::: RECORD LIST

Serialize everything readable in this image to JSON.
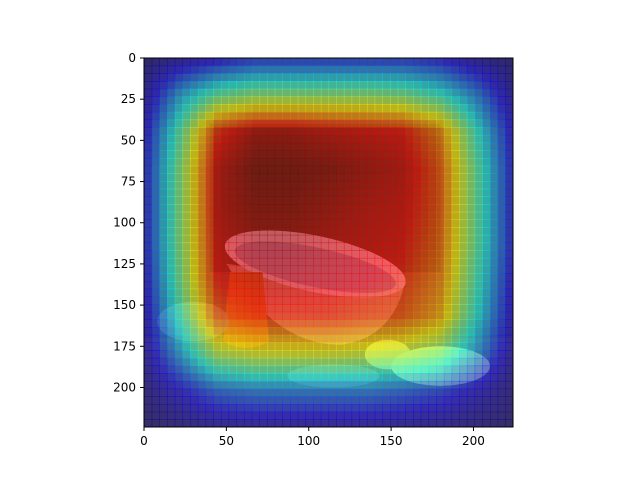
{
  "chart_data": {
    "type": "heatmap",
    "subtype": "image-with-attention-overlay",
    "colormap": "jet",
    "overlay_alpha": 0.55,
    "image_size": [
      224,
      224
    ],
    "xlim": [
      0,
      224
    ],
    "ylim": [
      224,
      0
    ],
    "origin": "upper",
    "grid": false,
    "legend": "none",
    "x_ticks": [
      0,
      50,
      100,
      150,
      200
    ],
    "y_ticks": [
      0,
      25,
      50,
      75,
      100,
      125,
      150,
      175,
      200
    ],
    "title": "",
    "xlabel": "",
    "ylabel": "",
    "colors": {
      "background_scene": "#6b5a3d",
      "wall_dark": "#3e3324",
      "table": "#7a6446",
      "bowl_rim": "#d9cbd8",
      "bowl_pattern": "#5a5f9a",
      "bowl_body": "#b79782",
      "jug": "#b8742a",
      "fruit": "#e6dd7a",
      "cloth": "#9a8f73"
    },
    "heatmap_grid": [
      [
        0.0,
        0.05,
        0.1,
        0.15,
        0.15,
        0.15,
        0.15,
        0.15,
        0.12,
        0.05,
        0.0
      ],
      [
        0.05,
        0.3,
        0.45,
        0.5,
        0.5,
        0.5,
        0.5,
        0.48,
        0.4,
        0.25,
        0.05
      ],
      [
        0.1,
        0.45,
        0.85,
        0.95,
        0.95,
        0.92,
        0.9,
        0.88,
        0.75,
        0.4,
        0.1
      ],
      [
        0.12,
        0.5,
        0.92,
        1.0,
        1.0,
        0.98,
        0.95,
        0.92,
        0.8,
        0.45,
        0.12
      ],
      [
        0.12,
        0.5,
        0.92,
        0.98,
        0.98,
        0.95,
        0.92,
        0.9,
        0.8,
        0.45,
        0.12
      ],
      [
        0.12,
        0.5,
        0.9,
        0.95,
        0.95,
        0.92,
        0.9,
        0.88,
        0.78,
        0.45,
        0.12
      ],
      [
        0.1,
        0.48,
        0.88,
        0.92,
        0.92,
        0.9,
        0.88,
        0.85,
        0.75,
        0.42,
        0.1
      ],
      [
        0.08,
        0.42,
        0.8,
        0.85,
        0.85,
        0.85,
        0.82,
        0.8,
        0.7,
        0.38,
        0.08
      ],
      [
        0.05,
        0.3,
        0.55,
        0.6,
        0.6,
        0.6,
        0.58,
        0.55,
        0.48,
        0.28,
        0.05
      ],
      [
        0.02,
        0.12,
        0.22,
        0.25,
        0.25,
        0.25,
        0.25,
        0.22,
        0.18,
        0.1,
        0.02
      ],
      [
        0.0,
        0.02,
        0.05,
        0.06,
        0.06,
        0.06,
        0.06,
        0.05,
        0.04,
        0.02,
        0.0
      ]
    ]
  }
}
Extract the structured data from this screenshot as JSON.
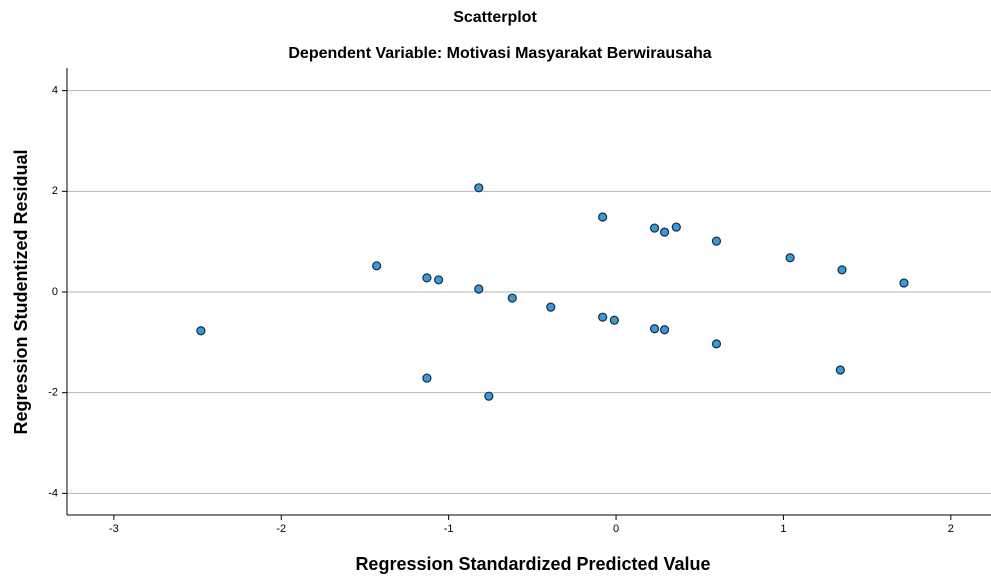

::::::

WORK REQUIRED - Reproduce the material in full, word for word, and omit the pictures.

EXERCISE OUTPUT -
Serialize everything readable in this image to JSON.
{
  "chart_data": {
    "type": "heatmap",
    "subtype": "image-with-attention-overlay",
    "colormap": "jet",
    "overlay_alpha": 0.55,
    "image_size": [
      224,
      224
    ],
    "xlim": [
      0,
      224
    ],
    "ylim": [
      224,
      0
    ],
    "origin": "upper",
    "grid": false,
    "legend": "none",
    "x_ticks": [
      0,
      50,
      100,
      150,
      200
    ],
    "y_ticks": [
      0,
      25,
      50,
      75,
      100,
      125,
      150,
      175,
      200
    ],
    "title": "",
    "xlabel": "",
    "ylabel": "",
    "colors": {
      "background_scene": "#6b5a3d",
      "wall_dark": "#3e3324",
      "table": "#7a6446",
      "bowl_rim": "#d9cbd8",
      "bowl_pattern": "#5a5f9a",
      "bowl_body": "#b79782",
      "jug": "#b8742a",
      "fruit": "#e6dd7a",
      "cloth": "#9a8f73"
    },
    "heatmap_grid": [
      [
        0.0,
        0.05,
        0.1,
        0.15,
        0.15,
        0.15,
        0.15,
        0.15,
        0.12,
        0.05,
        0.0
      ],
      [
        0.05,
        0.3,
        0.45,
        0.5,
        0.5,
        0.5,
        0.5,
        0.48,
        0.4,
        0.25,
        0.05
      ],
      [
        0.1,
        0.45,
        0.85,
        0.95,
        0.95,
        0.92,
        0.9,
        0.88,
        0.75,
        0.4,
        0.1
      ],
      [
        0.12,
        0.5,
        0.92,
        1.0,
        1.0,
        0.98,
        0.95,
        0.92,
        0.8,
        0.45,
        0.12
      ],
      [
        0.12,
        0.5,
        0.92,
        0.98,
        0.98,
        0.95,
        0.92,
        0.9,
        0.8,
        0.45,
        0.12
      ],
      [
        0.12,
        0.5,
        0.9,
        0.95,
        0.95,
        0.92,
        0.9,
        0.88,
        0.78,
        0.45,
        0.12
      ],
      [
        0.1,
        0.48,
        0.88,
        0.92,
        0.92,
        0.9,
        0.88,
        0.85,
        0.75,
        0.42,
        0.1
      ],
      [
        0.08,
        0.42,
        0.8,
        0.85,
        0.85,
        0.85,
        0.82,
        0.8,
        0.7,
        0.38,
        0.08
      ],
      [
        0.05,
        0.3,
        0.55,
        0.6,
        0.6,
        0.6,
        0.58,
        0.55,
        0.48,
        0.28,
        0.05
      ],
      [
        0.02,
        0.12,
        0.22,
        0.25,
        0.25,
        0.25,
        0.25,
        0.22,
        0.18,
        0.1,
        0.02
      ],
      [
        0.0,
        0.02,
        0.05,
        0.06,
        0.06,
        0.06,
        0.06,
        0.05,
        0.04,
        0.02,
        0.0
      ]
    ]
  }
}
Extract the structured data from this screenshot as JSON.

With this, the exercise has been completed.